Directions for this task >> Below is a block of records. Copy every line in it that contains the word "تاریخ".

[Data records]
--- Begin ---

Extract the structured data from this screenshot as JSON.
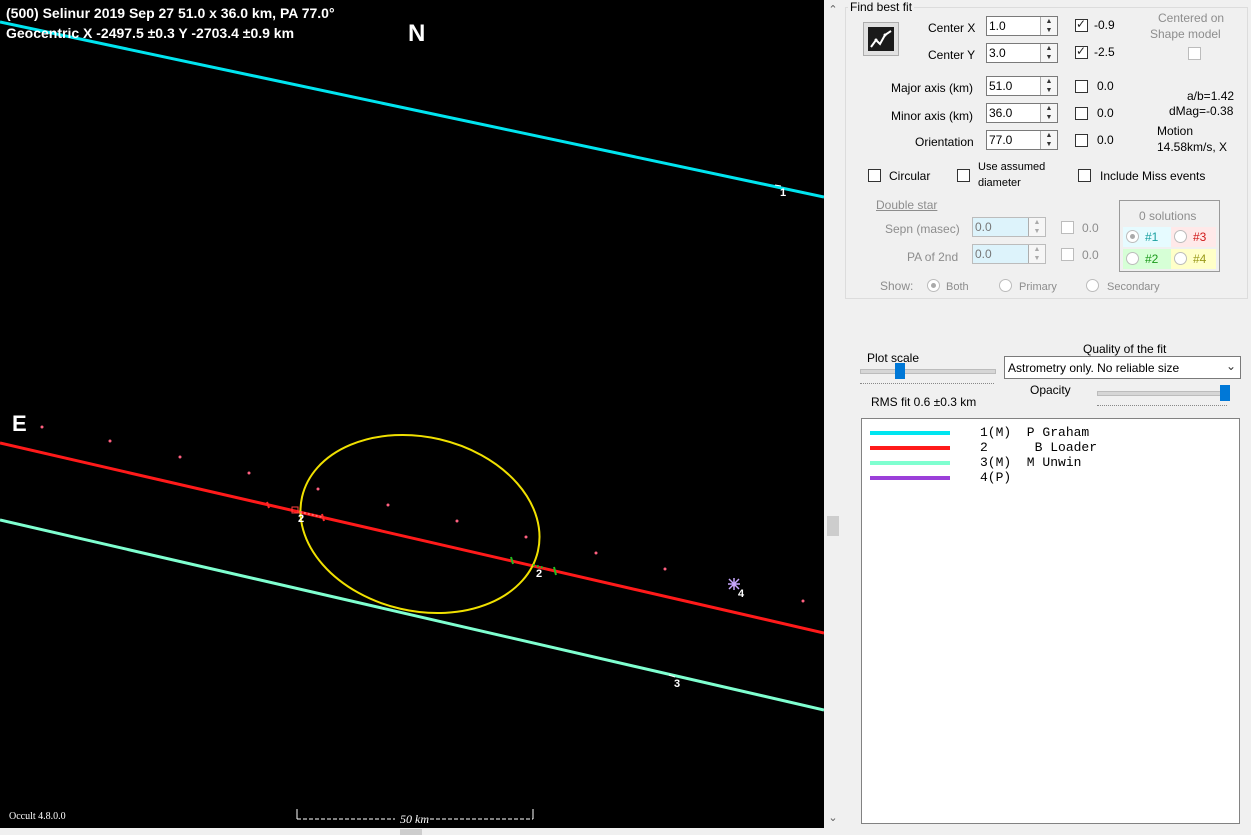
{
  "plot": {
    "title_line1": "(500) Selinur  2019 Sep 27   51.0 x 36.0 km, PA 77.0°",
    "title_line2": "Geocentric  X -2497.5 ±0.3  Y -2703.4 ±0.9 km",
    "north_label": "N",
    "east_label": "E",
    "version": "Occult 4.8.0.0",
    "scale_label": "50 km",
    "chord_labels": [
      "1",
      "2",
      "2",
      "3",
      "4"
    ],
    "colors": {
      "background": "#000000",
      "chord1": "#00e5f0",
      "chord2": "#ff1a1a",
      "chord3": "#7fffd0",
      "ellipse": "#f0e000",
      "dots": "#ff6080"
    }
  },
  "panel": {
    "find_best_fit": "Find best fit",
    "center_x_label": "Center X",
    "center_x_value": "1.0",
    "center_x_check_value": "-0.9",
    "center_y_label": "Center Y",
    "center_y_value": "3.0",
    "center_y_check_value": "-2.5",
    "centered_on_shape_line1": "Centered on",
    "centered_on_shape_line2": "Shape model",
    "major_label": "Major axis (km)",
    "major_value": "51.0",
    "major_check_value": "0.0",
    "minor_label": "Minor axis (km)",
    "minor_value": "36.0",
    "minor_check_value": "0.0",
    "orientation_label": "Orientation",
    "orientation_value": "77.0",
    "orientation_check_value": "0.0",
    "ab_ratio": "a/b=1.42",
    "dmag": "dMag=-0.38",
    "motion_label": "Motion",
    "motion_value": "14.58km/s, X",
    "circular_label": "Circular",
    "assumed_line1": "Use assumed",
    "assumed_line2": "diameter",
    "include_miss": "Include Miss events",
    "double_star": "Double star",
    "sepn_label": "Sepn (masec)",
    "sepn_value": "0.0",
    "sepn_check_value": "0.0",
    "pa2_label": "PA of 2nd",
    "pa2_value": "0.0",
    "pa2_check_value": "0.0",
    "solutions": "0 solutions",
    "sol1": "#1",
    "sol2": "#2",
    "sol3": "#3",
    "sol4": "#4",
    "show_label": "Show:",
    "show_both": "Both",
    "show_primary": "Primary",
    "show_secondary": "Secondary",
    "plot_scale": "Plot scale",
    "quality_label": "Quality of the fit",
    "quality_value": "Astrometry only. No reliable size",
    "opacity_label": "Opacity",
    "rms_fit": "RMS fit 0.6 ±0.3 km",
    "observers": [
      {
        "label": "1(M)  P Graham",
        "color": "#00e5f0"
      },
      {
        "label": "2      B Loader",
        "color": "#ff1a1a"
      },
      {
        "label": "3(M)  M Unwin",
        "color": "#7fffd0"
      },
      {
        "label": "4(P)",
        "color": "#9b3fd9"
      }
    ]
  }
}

--- End ---
--- Begin ---

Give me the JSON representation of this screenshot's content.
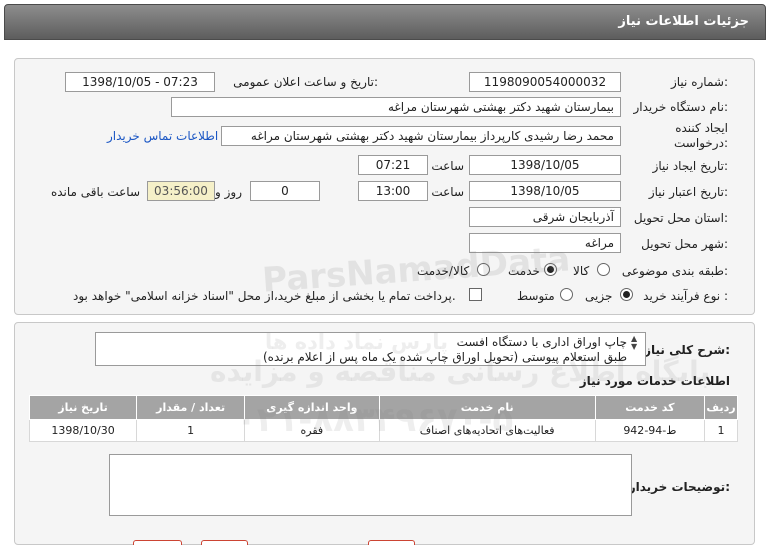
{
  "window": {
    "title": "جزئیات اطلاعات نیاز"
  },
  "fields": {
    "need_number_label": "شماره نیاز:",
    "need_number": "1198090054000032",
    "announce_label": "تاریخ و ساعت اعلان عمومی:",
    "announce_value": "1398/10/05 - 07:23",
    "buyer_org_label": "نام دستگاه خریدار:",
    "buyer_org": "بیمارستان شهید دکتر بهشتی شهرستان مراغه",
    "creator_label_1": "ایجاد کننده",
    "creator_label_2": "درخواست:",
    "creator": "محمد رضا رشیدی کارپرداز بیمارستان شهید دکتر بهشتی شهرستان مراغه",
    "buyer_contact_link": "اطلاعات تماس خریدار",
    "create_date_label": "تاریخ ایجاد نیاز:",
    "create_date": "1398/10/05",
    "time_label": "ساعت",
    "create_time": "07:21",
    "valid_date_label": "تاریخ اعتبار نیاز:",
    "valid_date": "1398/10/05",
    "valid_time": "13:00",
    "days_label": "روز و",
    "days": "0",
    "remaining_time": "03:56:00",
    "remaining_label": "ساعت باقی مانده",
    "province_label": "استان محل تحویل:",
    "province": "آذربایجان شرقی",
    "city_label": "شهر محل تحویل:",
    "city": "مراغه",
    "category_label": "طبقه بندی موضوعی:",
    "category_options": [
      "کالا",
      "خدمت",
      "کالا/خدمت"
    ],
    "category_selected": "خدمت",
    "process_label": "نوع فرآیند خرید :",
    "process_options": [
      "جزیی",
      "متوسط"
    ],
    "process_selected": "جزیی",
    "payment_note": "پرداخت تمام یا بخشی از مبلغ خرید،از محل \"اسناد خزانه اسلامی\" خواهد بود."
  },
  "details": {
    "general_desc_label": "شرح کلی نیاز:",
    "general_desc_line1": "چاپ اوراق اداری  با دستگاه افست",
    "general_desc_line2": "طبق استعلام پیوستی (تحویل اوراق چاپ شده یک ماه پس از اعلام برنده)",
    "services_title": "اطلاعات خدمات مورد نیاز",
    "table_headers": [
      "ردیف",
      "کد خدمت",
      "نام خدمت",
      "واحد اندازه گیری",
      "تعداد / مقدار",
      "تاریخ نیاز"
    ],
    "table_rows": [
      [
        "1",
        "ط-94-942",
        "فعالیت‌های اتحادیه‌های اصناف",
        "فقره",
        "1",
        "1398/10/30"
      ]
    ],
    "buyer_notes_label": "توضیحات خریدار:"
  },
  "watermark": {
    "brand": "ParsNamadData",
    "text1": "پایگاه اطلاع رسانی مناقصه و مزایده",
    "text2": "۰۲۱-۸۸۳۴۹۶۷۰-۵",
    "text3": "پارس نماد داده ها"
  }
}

--- End ---
--- Begin ---

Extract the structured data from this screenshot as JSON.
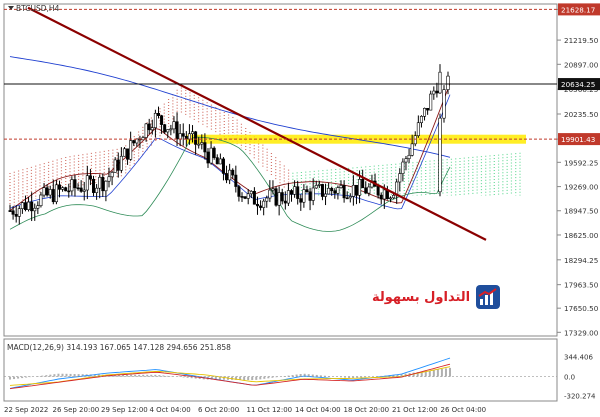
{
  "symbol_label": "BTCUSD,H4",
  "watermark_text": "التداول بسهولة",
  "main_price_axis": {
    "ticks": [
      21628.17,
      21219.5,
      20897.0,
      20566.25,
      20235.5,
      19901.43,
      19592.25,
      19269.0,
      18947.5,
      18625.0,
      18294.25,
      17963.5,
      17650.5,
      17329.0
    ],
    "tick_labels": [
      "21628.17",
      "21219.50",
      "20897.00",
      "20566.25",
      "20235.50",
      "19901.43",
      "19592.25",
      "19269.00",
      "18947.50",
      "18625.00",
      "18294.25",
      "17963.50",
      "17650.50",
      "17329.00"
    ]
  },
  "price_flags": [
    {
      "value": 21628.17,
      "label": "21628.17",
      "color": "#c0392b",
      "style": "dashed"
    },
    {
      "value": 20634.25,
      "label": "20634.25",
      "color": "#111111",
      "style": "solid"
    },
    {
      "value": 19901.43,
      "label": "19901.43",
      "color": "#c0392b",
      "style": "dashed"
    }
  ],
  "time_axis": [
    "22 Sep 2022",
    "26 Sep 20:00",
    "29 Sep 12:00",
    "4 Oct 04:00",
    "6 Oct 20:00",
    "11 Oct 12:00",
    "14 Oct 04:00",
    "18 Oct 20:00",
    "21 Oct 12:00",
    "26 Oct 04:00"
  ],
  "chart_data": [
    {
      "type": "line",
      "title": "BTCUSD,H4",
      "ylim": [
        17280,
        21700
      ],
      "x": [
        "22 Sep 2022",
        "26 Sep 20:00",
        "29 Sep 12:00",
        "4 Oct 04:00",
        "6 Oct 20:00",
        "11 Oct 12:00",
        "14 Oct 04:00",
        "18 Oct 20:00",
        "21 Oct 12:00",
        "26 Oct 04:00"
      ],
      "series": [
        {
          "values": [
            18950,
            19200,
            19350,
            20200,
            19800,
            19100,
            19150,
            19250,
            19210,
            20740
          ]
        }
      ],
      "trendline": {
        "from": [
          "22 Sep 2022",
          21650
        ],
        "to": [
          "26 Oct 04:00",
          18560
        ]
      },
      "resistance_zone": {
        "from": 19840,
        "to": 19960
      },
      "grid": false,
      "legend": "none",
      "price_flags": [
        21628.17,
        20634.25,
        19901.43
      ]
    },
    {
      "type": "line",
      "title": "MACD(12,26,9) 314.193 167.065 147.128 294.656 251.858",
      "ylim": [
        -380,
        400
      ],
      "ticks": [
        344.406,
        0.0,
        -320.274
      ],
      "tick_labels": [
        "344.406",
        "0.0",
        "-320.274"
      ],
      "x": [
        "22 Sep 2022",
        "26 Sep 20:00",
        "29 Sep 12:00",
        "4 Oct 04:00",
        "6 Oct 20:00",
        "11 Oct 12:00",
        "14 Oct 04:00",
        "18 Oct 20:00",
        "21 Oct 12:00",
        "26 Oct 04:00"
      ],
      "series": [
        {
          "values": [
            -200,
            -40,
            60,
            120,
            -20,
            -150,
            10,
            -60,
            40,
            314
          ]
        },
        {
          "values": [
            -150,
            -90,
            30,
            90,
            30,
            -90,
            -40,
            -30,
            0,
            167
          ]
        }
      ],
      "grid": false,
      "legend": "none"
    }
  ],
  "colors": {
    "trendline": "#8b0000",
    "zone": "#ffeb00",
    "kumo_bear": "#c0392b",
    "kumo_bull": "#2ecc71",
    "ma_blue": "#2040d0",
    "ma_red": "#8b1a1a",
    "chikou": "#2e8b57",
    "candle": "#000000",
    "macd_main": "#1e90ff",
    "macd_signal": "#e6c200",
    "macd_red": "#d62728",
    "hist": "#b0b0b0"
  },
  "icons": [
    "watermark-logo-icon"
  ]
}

--- End ---

Answer >>
    "announce_label": "تاریخ و ساعت اعلان عمومی:",
    "create_date_label": "تاریخ ایجاد نیاز:",
    "valid_date_label": "تاریخ اعتبار نیاز:",
      "تاریخ نیاز"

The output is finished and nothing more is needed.